— BEGIN Recorded information —

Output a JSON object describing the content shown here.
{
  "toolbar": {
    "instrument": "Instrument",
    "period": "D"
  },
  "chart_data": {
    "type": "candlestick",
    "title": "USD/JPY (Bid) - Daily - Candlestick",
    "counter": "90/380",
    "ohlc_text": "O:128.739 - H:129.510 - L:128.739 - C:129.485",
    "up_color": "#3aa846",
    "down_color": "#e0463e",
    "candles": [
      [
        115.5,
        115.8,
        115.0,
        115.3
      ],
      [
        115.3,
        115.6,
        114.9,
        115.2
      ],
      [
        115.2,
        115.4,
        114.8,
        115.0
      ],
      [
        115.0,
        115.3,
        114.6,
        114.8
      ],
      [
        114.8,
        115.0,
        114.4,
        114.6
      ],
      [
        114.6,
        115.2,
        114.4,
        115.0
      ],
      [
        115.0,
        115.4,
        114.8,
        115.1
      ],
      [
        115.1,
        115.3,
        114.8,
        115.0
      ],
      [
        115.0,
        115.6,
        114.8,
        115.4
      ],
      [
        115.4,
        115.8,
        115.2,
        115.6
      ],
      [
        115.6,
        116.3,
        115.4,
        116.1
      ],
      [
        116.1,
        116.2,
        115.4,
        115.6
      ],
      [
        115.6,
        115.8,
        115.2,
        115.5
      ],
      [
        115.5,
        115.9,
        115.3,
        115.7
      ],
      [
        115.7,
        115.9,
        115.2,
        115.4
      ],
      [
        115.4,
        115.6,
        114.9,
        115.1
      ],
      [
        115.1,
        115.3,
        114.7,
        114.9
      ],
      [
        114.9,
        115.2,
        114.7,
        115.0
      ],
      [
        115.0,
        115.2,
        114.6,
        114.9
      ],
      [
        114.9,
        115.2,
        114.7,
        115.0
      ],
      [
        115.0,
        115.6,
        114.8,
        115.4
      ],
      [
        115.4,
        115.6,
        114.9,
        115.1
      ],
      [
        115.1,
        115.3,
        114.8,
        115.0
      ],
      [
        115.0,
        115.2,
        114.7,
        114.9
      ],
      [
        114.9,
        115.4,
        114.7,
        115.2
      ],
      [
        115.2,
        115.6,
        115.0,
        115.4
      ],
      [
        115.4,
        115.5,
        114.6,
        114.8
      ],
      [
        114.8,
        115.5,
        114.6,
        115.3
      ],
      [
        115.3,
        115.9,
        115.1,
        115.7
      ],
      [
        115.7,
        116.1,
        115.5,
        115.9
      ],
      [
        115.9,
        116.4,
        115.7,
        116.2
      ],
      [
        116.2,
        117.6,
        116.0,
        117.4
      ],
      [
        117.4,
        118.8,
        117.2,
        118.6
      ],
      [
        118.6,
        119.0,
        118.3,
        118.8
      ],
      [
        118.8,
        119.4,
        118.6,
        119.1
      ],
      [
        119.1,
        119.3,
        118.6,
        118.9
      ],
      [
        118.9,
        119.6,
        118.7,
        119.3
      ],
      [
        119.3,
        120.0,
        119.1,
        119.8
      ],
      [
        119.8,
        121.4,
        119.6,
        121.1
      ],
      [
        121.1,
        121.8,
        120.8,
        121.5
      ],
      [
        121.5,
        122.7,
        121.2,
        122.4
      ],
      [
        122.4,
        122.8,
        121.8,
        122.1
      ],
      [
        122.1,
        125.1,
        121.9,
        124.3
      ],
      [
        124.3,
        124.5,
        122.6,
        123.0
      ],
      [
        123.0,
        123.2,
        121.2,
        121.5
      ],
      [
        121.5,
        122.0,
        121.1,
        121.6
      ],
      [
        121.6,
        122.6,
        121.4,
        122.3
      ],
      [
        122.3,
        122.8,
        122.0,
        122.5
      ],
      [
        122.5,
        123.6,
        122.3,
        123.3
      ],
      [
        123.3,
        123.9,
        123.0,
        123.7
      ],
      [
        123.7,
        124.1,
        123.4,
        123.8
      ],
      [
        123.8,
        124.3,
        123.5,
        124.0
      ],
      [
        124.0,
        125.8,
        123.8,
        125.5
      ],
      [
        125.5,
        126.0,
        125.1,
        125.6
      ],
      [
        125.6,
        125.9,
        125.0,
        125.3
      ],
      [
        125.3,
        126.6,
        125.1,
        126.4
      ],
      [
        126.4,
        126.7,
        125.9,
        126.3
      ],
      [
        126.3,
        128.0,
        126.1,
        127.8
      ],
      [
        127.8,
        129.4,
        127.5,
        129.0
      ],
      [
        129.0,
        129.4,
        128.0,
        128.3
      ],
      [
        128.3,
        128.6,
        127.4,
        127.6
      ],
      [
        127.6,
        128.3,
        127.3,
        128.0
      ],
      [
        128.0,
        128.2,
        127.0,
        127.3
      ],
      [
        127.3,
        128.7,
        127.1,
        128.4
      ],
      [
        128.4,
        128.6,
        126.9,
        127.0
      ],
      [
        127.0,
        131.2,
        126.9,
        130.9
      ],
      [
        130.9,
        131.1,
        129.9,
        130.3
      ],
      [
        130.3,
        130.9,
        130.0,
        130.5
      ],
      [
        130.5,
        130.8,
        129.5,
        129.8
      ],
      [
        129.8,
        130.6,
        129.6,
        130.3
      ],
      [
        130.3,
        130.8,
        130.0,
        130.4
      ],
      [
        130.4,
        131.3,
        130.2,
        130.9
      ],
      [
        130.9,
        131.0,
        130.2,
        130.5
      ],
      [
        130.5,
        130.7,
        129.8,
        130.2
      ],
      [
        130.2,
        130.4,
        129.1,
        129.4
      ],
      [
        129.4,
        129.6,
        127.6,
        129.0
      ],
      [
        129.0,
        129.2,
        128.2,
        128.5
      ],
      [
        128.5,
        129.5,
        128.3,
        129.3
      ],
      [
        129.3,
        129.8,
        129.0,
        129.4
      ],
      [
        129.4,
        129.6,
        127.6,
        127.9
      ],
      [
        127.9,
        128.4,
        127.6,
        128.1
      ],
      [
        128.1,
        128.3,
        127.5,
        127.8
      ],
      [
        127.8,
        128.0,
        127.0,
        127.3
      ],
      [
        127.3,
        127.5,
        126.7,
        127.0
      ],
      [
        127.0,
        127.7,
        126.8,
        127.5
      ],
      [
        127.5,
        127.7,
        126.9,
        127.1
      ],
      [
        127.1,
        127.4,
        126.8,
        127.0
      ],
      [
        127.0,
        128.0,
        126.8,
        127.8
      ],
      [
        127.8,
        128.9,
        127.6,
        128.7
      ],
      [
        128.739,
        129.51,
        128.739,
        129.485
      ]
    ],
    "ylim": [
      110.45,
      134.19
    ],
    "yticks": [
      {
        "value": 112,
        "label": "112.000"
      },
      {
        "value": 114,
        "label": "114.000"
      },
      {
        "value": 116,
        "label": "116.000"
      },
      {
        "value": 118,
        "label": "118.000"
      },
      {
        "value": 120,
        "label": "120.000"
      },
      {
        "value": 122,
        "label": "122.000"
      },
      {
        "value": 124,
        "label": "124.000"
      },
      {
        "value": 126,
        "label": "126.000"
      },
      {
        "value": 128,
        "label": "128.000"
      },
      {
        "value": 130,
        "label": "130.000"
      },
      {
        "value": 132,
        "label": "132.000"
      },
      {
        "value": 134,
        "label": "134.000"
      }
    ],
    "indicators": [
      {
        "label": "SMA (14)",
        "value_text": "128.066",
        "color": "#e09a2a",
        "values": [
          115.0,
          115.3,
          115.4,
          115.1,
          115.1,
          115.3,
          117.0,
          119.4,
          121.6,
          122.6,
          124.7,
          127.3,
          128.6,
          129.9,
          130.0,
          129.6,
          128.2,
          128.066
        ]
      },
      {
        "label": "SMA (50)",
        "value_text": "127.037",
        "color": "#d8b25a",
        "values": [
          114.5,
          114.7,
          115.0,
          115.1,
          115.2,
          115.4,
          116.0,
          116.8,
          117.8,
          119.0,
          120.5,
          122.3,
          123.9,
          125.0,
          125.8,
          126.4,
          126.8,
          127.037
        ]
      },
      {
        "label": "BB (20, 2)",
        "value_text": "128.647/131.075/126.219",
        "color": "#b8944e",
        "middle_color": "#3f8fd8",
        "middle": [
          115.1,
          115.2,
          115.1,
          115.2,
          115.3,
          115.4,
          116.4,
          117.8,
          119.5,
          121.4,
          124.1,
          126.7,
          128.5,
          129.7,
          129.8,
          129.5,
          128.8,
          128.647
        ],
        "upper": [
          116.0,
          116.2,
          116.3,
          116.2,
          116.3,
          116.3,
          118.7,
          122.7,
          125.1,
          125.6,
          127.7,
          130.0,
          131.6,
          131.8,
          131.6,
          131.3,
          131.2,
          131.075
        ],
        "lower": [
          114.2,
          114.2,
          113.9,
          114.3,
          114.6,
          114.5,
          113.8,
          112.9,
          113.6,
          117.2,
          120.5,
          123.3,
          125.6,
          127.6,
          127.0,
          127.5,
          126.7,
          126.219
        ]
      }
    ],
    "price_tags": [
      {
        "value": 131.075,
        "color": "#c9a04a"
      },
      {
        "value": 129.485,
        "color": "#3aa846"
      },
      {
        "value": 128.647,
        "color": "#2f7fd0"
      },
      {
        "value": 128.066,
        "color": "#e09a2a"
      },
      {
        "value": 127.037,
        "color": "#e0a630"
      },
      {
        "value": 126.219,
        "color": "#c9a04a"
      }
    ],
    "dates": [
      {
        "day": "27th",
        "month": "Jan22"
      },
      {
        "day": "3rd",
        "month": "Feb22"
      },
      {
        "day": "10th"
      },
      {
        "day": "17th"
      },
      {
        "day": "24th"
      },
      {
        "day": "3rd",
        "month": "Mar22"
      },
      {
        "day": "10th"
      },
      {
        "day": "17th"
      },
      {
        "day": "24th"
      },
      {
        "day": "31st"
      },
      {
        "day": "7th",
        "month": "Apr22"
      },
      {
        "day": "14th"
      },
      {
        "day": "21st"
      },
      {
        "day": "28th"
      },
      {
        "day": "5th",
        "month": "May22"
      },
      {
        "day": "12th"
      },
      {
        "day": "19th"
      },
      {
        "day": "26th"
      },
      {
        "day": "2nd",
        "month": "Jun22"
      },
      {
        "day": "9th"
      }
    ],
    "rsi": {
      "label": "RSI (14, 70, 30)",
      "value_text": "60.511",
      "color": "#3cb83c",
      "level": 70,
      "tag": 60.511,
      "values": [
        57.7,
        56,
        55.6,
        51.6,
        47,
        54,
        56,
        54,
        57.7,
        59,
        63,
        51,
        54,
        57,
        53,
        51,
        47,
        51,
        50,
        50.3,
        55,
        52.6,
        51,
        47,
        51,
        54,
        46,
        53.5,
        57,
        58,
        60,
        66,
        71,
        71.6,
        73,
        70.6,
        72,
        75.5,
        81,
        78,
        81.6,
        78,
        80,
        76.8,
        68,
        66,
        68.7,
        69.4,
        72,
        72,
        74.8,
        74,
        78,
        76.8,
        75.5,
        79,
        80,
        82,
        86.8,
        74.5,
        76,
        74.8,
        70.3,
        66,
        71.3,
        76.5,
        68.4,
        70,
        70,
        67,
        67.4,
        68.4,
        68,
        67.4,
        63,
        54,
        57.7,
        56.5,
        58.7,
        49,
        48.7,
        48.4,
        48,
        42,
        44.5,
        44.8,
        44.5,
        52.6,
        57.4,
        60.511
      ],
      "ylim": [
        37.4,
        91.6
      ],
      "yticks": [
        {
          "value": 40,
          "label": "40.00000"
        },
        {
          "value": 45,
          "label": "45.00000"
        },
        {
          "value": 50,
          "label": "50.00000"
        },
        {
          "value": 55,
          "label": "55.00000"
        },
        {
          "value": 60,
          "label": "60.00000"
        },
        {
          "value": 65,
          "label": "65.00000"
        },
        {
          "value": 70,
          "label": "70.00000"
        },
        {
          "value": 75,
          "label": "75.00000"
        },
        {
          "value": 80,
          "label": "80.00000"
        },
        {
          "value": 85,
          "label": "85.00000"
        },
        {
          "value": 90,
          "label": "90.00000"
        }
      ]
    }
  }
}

— END Recorded information —

#### [Written problem]
Where a line above includes "month", copy that line.

#### [Correct answer]
        "month": "Jan22"
        "month": "Feb22"
        "month": "Mar22"
        "month": "Apr22"
        "month": "May22"
        "month": "Jun22"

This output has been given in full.